PROBLEMS:
• 1. Answer these questions using the text on the Sanyo MBC-550:
(a) Which microprocessor does the computer use?
(b) What diskette format does it use instead of MFM?
(c) In which magazines did NRI advertise throughout 1985?
• 2. Please rewrite the part of the Sanyo MBC-550 text that opens with the words "The MBC-550 has" and closes with "Science throughout 1985.", renaming "diskettes" as "floppy disks".
• 3. Write what follows the last sentence of the Sanyo MBC-550 text.
==== READING PASSAGE
The Sanyo MBC-550 is a small and inexpensive personal computer in "pizza-box" style, featuring an Intel 8088 microprocessor and running a version of MS-DOS. Sold by Sanyo, it was the least expensive early IBM PC compatible.

The MBC-550 has much better video display possibilities than the CGA card (8 colors at 640x200 resolution, vs CGA's 4 colors at 320x200 or 2 colors at 640x200), but it is not completely compatible with the IBM PC. The computer lacks a standard BIOS, having only a minimal bootloader in ROM that accesses hardware directly to load a RAM-based BIOS. The diskette format (FM rather than MFM) used is not completely compatible with the IBM PC, but special software on an original PC or PC/XT (but not PC/AT) can read and write the diskettes, and software expecting a standard 18.2 Hz clock interrupt has to be rewritten.

The MBC-550 was also the computer for NRI training. Starting by building the computer, the NRI promised you would be "qualified to service and repair virtually every major brand of computer". NRI advertised in Popular Mechanics and Popular Science throughout 1985.
========
==== DATA EXTRACT
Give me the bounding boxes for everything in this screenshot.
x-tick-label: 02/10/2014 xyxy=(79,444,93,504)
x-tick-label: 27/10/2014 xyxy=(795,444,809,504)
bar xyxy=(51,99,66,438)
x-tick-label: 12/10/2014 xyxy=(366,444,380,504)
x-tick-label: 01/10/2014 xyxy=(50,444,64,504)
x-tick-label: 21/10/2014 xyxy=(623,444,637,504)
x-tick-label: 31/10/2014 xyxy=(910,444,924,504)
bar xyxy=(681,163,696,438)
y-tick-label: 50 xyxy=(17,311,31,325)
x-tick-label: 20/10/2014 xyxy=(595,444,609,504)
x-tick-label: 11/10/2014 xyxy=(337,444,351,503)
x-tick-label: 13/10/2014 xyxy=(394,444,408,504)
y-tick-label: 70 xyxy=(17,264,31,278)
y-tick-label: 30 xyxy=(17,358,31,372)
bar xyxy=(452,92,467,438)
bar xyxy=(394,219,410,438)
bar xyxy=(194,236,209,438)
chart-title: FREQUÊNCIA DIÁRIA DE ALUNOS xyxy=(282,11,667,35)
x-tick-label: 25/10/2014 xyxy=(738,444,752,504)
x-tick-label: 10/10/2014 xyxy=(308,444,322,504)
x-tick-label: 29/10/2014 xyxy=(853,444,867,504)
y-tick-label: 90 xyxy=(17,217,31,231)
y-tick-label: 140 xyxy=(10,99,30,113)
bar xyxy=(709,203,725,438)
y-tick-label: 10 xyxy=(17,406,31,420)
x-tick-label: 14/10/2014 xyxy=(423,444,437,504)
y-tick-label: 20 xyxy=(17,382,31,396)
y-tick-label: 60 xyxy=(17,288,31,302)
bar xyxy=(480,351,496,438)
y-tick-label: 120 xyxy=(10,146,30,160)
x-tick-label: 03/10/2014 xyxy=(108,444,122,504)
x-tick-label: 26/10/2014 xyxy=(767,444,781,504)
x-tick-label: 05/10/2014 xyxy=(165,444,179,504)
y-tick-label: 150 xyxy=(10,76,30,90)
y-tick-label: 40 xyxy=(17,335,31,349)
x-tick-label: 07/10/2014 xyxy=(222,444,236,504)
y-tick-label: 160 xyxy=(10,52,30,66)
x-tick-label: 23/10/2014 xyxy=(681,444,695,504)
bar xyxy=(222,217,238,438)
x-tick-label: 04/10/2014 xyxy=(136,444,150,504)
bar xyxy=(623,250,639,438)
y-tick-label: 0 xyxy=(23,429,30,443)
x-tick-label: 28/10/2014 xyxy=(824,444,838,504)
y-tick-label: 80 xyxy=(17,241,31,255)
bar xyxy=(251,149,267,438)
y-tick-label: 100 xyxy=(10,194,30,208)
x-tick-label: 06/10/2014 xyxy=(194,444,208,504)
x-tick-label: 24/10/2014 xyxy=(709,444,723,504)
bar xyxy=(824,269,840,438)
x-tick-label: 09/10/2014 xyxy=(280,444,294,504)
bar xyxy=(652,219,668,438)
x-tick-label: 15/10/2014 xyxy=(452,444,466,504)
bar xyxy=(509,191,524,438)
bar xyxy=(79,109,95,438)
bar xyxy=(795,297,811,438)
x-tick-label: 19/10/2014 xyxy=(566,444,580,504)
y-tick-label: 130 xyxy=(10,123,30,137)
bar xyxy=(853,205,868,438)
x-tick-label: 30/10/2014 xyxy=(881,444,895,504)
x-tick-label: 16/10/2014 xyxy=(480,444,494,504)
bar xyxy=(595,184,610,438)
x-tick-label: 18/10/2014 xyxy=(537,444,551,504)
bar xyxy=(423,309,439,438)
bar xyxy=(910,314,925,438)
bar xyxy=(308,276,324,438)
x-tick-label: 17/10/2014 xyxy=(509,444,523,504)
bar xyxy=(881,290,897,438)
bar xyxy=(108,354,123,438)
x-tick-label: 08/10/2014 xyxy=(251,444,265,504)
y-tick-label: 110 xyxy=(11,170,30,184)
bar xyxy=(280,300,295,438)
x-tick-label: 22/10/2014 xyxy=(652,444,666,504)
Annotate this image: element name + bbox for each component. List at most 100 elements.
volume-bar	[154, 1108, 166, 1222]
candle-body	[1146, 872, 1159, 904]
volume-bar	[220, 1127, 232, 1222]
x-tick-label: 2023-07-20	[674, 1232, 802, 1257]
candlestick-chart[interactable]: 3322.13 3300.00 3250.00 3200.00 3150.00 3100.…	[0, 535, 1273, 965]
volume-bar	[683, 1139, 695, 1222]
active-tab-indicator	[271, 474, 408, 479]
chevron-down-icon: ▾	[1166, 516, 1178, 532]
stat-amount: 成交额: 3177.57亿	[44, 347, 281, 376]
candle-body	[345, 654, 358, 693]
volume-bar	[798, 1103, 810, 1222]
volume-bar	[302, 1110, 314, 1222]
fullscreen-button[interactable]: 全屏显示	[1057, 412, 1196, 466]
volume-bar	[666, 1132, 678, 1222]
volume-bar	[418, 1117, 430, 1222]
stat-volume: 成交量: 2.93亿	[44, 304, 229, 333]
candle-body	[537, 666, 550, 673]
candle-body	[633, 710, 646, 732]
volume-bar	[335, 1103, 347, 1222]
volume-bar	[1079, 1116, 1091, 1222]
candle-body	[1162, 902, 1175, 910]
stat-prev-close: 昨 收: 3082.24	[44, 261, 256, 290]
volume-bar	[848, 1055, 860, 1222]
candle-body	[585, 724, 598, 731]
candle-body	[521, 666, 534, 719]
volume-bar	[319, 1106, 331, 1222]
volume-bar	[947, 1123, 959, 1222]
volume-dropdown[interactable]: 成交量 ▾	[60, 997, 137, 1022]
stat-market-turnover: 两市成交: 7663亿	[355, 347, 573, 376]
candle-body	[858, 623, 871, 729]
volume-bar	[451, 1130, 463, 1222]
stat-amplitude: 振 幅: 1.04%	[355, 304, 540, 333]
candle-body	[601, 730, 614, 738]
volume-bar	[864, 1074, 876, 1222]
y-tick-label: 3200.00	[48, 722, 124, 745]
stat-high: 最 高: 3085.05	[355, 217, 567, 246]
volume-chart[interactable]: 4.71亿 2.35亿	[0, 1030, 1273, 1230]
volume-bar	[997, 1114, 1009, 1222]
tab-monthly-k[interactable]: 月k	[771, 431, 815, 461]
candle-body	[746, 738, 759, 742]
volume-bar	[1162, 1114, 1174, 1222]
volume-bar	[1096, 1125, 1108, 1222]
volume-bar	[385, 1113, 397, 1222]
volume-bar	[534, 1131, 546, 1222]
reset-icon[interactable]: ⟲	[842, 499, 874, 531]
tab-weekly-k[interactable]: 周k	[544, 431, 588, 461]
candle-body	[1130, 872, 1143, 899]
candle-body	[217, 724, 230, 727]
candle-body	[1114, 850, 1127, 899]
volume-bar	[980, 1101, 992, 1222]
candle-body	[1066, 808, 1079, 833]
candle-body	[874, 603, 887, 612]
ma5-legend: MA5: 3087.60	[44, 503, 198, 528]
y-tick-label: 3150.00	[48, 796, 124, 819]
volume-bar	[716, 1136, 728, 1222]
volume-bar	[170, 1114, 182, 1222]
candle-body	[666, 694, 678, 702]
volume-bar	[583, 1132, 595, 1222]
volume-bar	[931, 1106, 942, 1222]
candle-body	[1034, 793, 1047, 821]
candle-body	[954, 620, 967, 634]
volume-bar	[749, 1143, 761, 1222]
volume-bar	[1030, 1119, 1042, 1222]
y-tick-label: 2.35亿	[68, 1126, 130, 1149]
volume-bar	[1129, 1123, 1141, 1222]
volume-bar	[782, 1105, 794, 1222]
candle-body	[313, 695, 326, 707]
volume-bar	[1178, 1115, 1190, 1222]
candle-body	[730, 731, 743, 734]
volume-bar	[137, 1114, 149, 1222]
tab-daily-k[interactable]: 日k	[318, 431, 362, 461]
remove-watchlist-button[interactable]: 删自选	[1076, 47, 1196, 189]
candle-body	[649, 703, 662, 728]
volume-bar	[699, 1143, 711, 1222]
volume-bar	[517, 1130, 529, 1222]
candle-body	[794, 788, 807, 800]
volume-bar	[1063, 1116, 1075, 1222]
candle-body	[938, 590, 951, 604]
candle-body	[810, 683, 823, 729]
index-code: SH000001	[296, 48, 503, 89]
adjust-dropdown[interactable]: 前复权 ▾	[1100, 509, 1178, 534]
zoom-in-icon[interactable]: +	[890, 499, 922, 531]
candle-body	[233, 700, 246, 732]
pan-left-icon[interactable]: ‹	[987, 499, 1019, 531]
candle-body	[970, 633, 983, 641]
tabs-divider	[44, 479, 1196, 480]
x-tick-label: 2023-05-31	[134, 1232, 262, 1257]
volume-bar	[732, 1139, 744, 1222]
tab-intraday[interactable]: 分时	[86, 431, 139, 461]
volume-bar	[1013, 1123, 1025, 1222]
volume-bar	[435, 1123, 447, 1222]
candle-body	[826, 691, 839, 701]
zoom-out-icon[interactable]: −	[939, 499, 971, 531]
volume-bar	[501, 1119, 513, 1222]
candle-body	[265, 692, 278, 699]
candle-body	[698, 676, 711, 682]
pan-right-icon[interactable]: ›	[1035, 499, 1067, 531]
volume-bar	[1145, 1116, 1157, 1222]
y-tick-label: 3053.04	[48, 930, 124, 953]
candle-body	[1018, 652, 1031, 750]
========
ANSWERS TO THE EXERCISE:
• 1.
(a) An Intel 8088.
(b) FM.
(c) Popular Mechanics and Popular Science.

• 2.
The MBC-550 has much better video display possibilities than the CGA card (8 colors at 640x200 resolution, vs CGA's 4 colors at 320x200 or 2 colors at 640x200), but it is not completely compatible with the IBM PC. The computer lacks a standard BIOS, having only a minimal bootloader in ROM that accesses hardware directly to load a RAM-based BIOS. The diskette format (FM rather than MFM) used is not completely compatible with the IBM PC, but special software on an original PC or PC/XT (but not PC/AT) can read and write the floppy disks, and software expecting a standard 18.2 Hz clock interrupt has to be rewritten.

The MBC-550 was also the computer for NRI training. Starting by building the computer, the NRI promised you would be "qualified to service and repair virtually every major brand of computer". NRI advertised in Popular Mechanics and Popular Science throughout 1985.

• 3.
The MBC-550 is less PC compatible than the IBM PCjr. Its inability to use much PC software was a significant disadvantage;  InfoWorld reported in August 1985 that Sanyo "has initiated a campaign to sell off" of MBC-550 inventory. The company's newer computers were, an executive claimed, 99% PC compatible.

Soft Sector Magazine 
SOFT SECTOR was a magazine for people who owned Sanyo MBC-550 and 555 DOS computers. (But much of the content equally applied to most IBM clones at the time.) A typical issue includes news, reviews, how-to's, technical advice and education, tips and tricks, as well as BASIC language programs that you could copy from the printed page, and adapt to suit your needs.

Models
MBC-550 : 1 x 5.25" disk drive (160 KB)
MBC-555 : 2 x 5.25" disk drive (160 KB)
MBC-555-2 : 2 x 5.25" disk drive (360 KB)
MBC-555-3 : 2 x 5.25" disk drive (720 KB)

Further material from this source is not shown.